## start Data supplied

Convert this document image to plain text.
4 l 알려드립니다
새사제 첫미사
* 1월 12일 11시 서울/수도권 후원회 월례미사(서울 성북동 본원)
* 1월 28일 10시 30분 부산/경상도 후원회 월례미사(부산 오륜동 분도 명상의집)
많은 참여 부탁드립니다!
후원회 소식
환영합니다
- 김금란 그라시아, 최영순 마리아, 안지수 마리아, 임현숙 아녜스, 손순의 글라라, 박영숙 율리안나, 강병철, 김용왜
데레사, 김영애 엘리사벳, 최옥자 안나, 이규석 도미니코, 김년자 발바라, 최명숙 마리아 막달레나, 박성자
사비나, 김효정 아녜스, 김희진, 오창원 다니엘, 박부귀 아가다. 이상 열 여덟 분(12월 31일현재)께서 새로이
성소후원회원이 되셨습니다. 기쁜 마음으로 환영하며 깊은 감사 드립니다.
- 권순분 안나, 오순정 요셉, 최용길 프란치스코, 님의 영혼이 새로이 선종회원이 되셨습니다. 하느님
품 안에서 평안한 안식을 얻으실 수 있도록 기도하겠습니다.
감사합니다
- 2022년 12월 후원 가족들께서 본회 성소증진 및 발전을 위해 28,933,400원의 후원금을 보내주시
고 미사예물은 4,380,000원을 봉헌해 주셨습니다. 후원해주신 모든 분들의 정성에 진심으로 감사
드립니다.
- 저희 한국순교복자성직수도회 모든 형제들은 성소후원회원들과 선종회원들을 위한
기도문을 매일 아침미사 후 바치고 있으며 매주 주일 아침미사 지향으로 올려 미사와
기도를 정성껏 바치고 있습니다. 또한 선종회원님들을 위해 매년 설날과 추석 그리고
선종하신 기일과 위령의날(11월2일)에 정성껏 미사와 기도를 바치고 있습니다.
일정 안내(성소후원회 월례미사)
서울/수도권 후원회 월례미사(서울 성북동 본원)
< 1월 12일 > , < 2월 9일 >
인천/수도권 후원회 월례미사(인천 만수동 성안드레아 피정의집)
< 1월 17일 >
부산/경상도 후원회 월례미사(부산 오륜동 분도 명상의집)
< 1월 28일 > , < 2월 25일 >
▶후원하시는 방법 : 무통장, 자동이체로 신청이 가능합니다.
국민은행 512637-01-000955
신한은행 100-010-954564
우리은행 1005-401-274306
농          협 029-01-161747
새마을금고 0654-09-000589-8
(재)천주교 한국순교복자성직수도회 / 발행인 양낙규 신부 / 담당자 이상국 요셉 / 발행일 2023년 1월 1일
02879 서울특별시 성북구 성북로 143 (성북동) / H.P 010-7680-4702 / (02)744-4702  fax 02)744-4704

## end Data supplied

Make a verbatim copy of every entry shown above.

Convert this document image to plain text.
4 l 알려드립니다
새사제 첫미사
* 1월 12일 11시 서울/수도권 후원회 월례미사(서울 성북동 본원)
* 1월 28일 10시 30분 부산/경상도 후원회 월례미사(부산 오륜동 분도 명상의집)
많은 참여 부탁드립니다!
후원회 소식
환영합니다
- 김금란 그라시아, 최영순 마리아, 안지수 마리아, 임현숙 아녜스, 손순의 글라라, 박영숙 율리안나, 강병철, 김용왜
데레사, 김영애 엘리사벳, 최옥자 안나, 이규석 도미니코, 김년자 발바라, 최명숙 마리아 막달레나, 박성자
사비나, 김효정 아녜스, 김희진, 오창원 다니엘, 박부귀 아가다. 이상 열 여덟 분(12월 31일현재)께서 새로이
성소후원회원이 되셨습니다. 기쁜 마음으로 환영하며 깊은 감사 드립니다.
- 권순분 안나, 오순정 요셉, 최용길 프란치스코, 님의 영혼이 새로이 선종회원이 되셨습니다. 하느님
품 안에서 평안한 안식을 얻으실 수 있도록 기도하겠습니다.
감사합니다
- 2022년 12월 후원 가족들께서 본회 성소증진 및 발전을 위해 28,933,400원의 후원금을 보내주시
고 미사예물은 4,380,000원을 봉헌해 주셨습니다. 후원해주신 모든 분들의 정성에 진심으로 감사
드립니다.
- 저희 한국순교복자성직수도회 모든 형제들은 성소후원회원들과 선종회원들을 위한
기도문을 매일 아침미사 후 바치고 있으며 매주 주일 아침미사 지향으로 올려 미사와
기도를 정성껏 바치고 있습니다. 또한 선종회원님들을 위해 매년 설날과 추석 그리고
선종하신 기일과 위령의날(11월2일)에 정성껏 미사와 기도를 바치고 있습니다.
일정 안내(성소후원회 월례미사)
서울/수도권 후원회 월례미사(서울 성북동 본원)
< 1월 12일 > , < 2월 9일 >
인천/수도권 후원회 월례미사(인천 만수동 성안드레아 피정의집)
< 1월 17일 >
부산/경상도 후원회 월례미사(부산 오륜동 분도 명상의집)
< 1월 28일 > , < 2월 25일 >
▶후원하시는 방법 : 무통장, 자동이체로 신청이 가능합니다.
국민은행 512637-01-000955
신한은행 100-010-954564
우리은행 1005-401-274306
농          협 029-01-161747
새마을금고 0654-09-000589-8
(재)천주교 한국순교복자성직수도회 / 발행인 양낙규 신부 / 담당자 이상국 요셉 / 발행일 2023년 1월 1일
02879 서울특별시 성북구 성북로 143 (성북동) / H.P 010-7680-4702 / (02)744-4702  fax 02)744-4704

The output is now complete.